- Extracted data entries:
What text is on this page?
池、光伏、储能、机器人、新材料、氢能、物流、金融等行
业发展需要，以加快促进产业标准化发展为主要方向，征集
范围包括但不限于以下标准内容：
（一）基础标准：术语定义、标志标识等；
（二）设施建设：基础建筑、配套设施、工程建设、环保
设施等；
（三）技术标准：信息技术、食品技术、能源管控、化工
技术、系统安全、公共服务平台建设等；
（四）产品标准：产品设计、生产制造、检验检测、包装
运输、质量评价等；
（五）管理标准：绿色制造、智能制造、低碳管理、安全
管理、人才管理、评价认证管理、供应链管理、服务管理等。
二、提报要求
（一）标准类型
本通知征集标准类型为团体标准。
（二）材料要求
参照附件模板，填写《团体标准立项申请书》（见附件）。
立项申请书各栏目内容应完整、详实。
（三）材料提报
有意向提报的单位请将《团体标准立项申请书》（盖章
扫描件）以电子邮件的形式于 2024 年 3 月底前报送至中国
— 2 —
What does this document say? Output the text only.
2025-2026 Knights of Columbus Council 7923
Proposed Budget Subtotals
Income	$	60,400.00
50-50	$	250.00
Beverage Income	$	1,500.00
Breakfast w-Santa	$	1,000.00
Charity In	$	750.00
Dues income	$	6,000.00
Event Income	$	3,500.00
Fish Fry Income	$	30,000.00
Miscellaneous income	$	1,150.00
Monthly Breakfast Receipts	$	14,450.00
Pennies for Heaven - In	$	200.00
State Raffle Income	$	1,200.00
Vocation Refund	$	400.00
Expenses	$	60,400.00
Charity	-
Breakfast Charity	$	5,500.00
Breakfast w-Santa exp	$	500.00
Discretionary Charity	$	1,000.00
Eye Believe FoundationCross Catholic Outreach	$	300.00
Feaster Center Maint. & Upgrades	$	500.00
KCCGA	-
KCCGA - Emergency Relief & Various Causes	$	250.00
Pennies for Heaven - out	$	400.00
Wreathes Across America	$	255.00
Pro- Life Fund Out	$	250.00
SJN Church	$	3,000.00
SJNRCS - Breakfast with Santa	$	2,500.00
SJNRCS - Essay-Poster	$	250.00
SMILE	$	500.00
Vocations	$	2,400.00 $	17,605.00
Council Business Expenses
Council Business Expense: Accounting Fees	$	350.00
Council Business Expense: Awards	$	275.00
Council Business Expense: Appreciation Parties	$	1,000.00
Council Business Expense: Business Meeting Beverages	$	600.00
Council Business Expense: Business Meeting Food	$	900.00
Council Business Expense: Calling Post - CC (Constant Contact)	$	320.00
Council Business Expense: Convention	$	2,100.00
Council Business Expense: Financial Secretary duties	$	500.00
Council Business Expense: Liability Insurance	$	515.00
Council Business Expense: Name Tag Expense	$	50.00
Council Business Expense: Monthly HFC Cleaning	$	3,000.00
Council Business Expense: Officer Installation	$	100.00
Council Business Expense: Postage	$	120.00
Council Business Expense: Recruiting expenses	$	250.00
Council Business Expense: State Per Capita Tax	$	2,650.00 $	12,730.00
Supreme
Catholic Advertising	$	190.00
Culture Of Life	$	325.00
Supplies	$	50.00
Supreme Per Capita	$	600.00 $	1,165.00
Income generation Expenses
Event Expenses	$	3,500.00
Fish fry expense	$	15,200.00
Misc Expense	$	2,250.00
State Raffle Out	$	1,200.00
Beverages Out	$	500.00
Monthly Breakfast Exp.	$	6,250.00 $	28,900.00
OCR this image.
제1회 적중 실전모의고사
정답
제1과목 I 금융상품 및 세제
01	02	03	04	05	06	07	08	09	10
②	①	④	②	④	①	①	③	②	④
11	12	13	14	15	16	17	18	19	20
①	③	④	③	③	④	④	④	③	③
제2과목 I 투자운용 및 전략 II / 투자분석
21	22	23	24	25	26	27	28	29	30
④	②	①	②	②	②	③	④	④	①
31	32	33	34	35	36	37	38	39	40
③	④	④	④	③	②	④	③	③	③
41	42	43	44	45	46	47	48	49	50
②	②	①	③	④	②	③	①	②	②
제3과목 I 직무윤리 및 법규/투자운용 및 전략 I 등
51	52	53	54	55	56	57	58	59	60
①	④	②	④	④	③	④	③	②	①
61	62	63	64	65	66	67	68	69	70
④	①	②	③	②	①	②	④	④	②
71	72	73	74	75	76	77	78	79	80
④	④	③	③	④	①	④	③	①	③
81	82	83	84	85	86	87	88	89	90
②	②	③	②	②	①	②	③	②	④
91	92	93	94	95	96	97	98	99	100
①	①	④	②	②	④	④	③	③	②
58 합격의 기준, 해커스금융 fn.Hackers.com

- Written instruction: From the records above, extract each line exactly as shown.

- Finished exercise:
What text is on this page?
池、光伏、储能、机器人、新材料、氢能、物流、金融等行
业发展需要，以加快促进产业标准化发展为主要方向，征集
范围包括但不限于以下标准内容：
（一）基础标准：术语定义、标志标识等；
（二）设施建设：基础建筑、配套设施、工程建设、环保
设施等；
（三）技术标准：信息技术、食品技术、能源管控、化工
技术、系统安全、公共服务平台建设等；
（四）产品标准：产品设计、生产制造、检验检测、包装
运输、质量评价等；
（五）管理标准：绿色制造、智能制造、低碳管理、安全
管理、人才管理、评价认证管理、供应链管理、服务管理等。
二、提报要求
（一）标准类型
本通知征集标准类型为团体标准。
（二）材料要求
参照附件模板，填写《团体标准立项申请书》（见附件）。
立项申请书各栏目内容应完整、详实。
（三）材料提报
有意向提报的单位请将《团体标准立项申请书》（盖章
扫描件）以电子邮件的形式于 2024 年 3 月底前报送至中国
— 2 —
What does this document say? Output the text only.
2025-2026 Knights of Columbus Council 7923
Proposed Budget Subtotals
Income	$	60,400.00
50-50	$	250.00
Beverage Income	$	1,500.00
Breakfast w-Santa	$	1,000.00
Charity In	$	750.00
Dues income	$	6,000.00
Event Income	$	3,500.00
Fish Fry Income	$	30,000.00
Miscellaneous income	$	1,150.00
Monthly Breakfast Receipts	$	14,450.00
Pennies for Heaven - In	$	200.00
State Raffle Income	$	1,200.00
Vocation Refund	$	400.00
Expenses	$	60,400.00
Charity	-
Breakfast Charity	$	5,500.00
Breakfast w-Santa exp	$	500.00
Discretionary Charity	$	1,000.00
Eye Believe FoundationCross Catholic Outreach	$	300.00
Feaster Center Maint. & Upgrades	$	500.00
KCCGA	-
KCCGA - Emergency Relief & Various Causes	$	250.00
Pennies for Heaven - out	$	400.00
Wreathes Across America	$	255.00
Pro- Life Fund Out	$	250.00
SJN Church	$	3,000.00
SJNRCS - Breakfast with Santa	$	2,500.00
SJNRCS - Essay-Poster	$	250.00
SMILE	$	500.00
Vocations	$	2,400.00 $	17,605.00
Council Business Expenses
Council Business Expense: Accounting Fees	$	350.00
Council Business Expense: Awards	$	275.00
Council Business Expense: Appreciation Parties	$	1,000.00
Council Business Expense: Business Meeting Beverages	$	600.00
Council Business Expense: Business Meeting Food	$	900.00
Council Business Expense: Calling Post - CC (Constant Contact)	$	320.00
Council Business Expense: Convention	$	2,100.00
Council Business Expense: Financial Secretary duties	$	500.00
Council Business Expense: Liability Insurance	$	515.00
Council Business Expense: Name Tag Expense	$	50.00
Council Business Expense: Monthly HFC Cleaning	$	3,000.00
Council Business Expense: Officer Installation	$	100.00
Council Business Expense: Postage	$	120.00
Council Business Expense: Recruiting expenses	$	250.00
Council Business Expense: State Per Capita Tax	$	2,650.00 $	12,730.00
Supreme
Catholic Advertising	$	190.00
Culture Of Life	$	325.00
Supplies	$	50.00
Supreme Per Capita	$	600.00 $	1,165.00
Income generation Expenses
Event Expenses	$	3,500.00
Fish fry expense	$	15,200.00
Misc Expense	$	2,250.00
State Raffle Out	$	1,200.00
Beverages Out	$	500.00
Monthly Breakfast Exp.	$	6,250.00 $	28,900.00
OCR this image.
제1회 적중 실전모의고사
정답
제1과목 I 금융상품 및 세제
01	02	03	04	05	06	07	08	09	10
②	①	④	②	④	①	①	③	②	④
11	12	13	14	15	16	17	18	19	20
①	③	④	③	③	④	④	④	③	③
제2과목 I 투자운용 및 전략 II / 투자분석
21	22	23	24	25	26	27	28	29	30
④	②	①	②	②	②	③	④	④	①
31	32	33	34	35	36	37	38	39	40
③	④	④	④	③	②	④	③	③	③
41	42	43	44	45	46	47	48	49	50
②	②	①	③	④	②	③	①	②	②
제3과목 I 직무윤리 및 법규/투자운용 및 전략 I 등
51	52	53	54	55	56	57	58	59	60
①	④	②	④	④	③	④	③	②	①
61	62	63	64	65	66	67	68	69	70
④	①	②	③	②	①	②	④	④	②
71	72	73	74	75	76	77	78	79	80
④	④	③	③	④	①	④	③	①	③
81	82	83	84	85	86	87	88	89	90
②	②	③	②	②	①	②	③	②	④
91	92	93	94	95	96	97	98	99	100
①	①	④	②	②	④	④	③	③	②
58 합격의 기준, 해커스금융 fn.Hackers.com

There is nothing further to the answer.